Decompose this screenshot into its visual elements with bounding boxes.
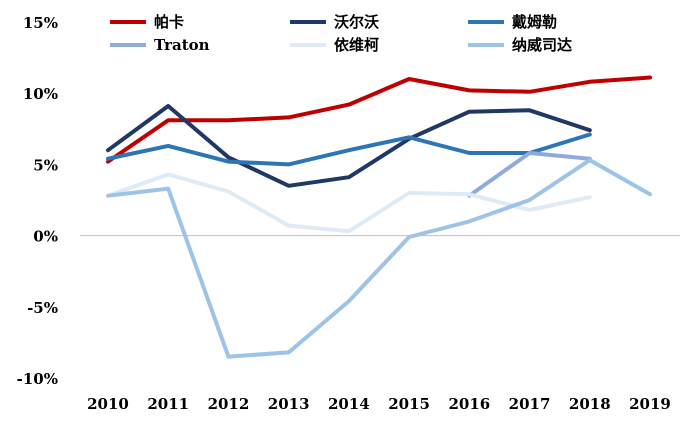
axes: 15% 10% 5% 0% -5% -10% 2010 2011 2012 2013 2014 201…	[17, 14, 680, 413]
x-tick-label: 2011	[147, 395, 189, 413]
series-line-4	[106, 172, 592, 234]
series-line-2	[106, 132, 592, 167]
x-tick-label: 2018	[569, 395, 611, 413]
x-tick-label: 2014	[328, 395, 370, 413]
x-tick-label: 2019	[629, 395, 671, 413]
series-line-3	[467, 151, 592, 198]
x-tick-label: 2016	[448, 395, 490, 413]
legend-label: Traton	[154, 36, 210, 54]
legend-label: 纳威司达	[512, 36, 572, 54]
x-tick-label: 2017	[509, 395, 551, 413]
x-tick-label: 2015	[388, 395, 430, 413]
x-tick-label: 2012	[208, 395, 250, 413]
series-line-5	[106, 158, 652, 359]
y-tick-label: -5%	[27, 299, 58, 317]
y-tick-label: -10%	[17, 370, 58, 388]
legend: 帕卡 沃尔沃 戴姆勒 Traton 依维柯 纳威司达	[110, 13, 572, 54]
y-tick-label: 0%	[33, 228, 58, 246]
legend-label: 沃尔沃	[334, 13, 379, 31]
series-lines	[106, 75, 652, 359]
legend-label: 帕卡	[154, 13, 184, 31]
legend-label: 戴姆勒	[512, 13, 557, 31]
series-line-1	[106, 104, 592, 188]
y-tick-label: 5%	[33, 156, 58, 174]
series-line-0	[106, 75, 652, 164]
x-tick-label: 2013	[268, 395, 310, 413]
x-tick-label: 2010	[87, 395, 129, 413]
y-tick-label: 15%	[23, 14, 58, 32]
y-tick-label: 10%	[23, 85, 58, 103]
legend-label: 依维柯	[334, 36, 379, 54]
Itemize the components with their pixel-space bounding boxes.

SET EXERCISE:
Please update the material above by changing every instance of "x-tick-label" to "x-axis-label" and keeping every other part unchanged, and leave out the pictures.

SOLUTION TO THIS PROBLEM:
Decompose this screenshot into its visual elements with bounding boxes.
axes: 15% 10% 5% 0% -5% -10% 2010 2011 2012 2013 2014 201…	[17, 14, 680, 413]
x-axis-label: 2011	[147, 395, 189, 413]
series-line-4	[106, 172, 592, 234]
series-line-2	[106, 132, 592, 167]
x-axis-label: 2018	[569, 395, 611, 413]
x-axis-label: 2014	[328, 395, 370, 413]
x-axis-label: 2019	[629, 395, 671, 413]
series-line-3	[467, 151, 592, 198]
x-axis-label: 2016	[448, 395, 490, 413]
legend-label: Traton	[154, 36, 210, 54]
legend-label: 纳威司达	[512, 36, 572, 54]
x-axis-label: 2017	[509, 395, 551, 413]
x-axis-label: 2015	[388, 395, 430, 413]
x-axis-label: 2012	[208, 395, 250, 413]
series-line-5	[106, 158, 652, 359]
y-tick-label: -5%	[27, 299, 58, 317]
y-tick-label: -10%	[17, 370, 58, 388]
legend: 帕卡 沃尔沃 戴姆勒 Traton 依维柯 纳威司达	[110, 13, 572, 54]
y-tick-label: 0%	[33, 228, 58, 246]
legend-label: 沃尔沃	[334, 13, 379, 31]
series-lines	[106, 75, 652, 359]
legend-label: 帕卡	[154, 13, 184, 31]
legend-label: 戴姆勒	[512, 13, 557, 31]
series-line-1	[106, 104, 592, 188]
y-tick-label: 5%	[33, 156, 58, 174]
series-line-0	[106, 75, 652, 164]
x-axis-label: 2013	[268, 395, 310, 413]
x-axis-label: 2010	[87, 395, 129, 413]
y-tick-label: 15%	[23, 14, 58, 32]
y-tick-label: 10%	[23, 85, 58, 103]
legend-label: 依维柯	[334, 36, 379, 54]
Itemize the components with their pixel-space bounding boxes.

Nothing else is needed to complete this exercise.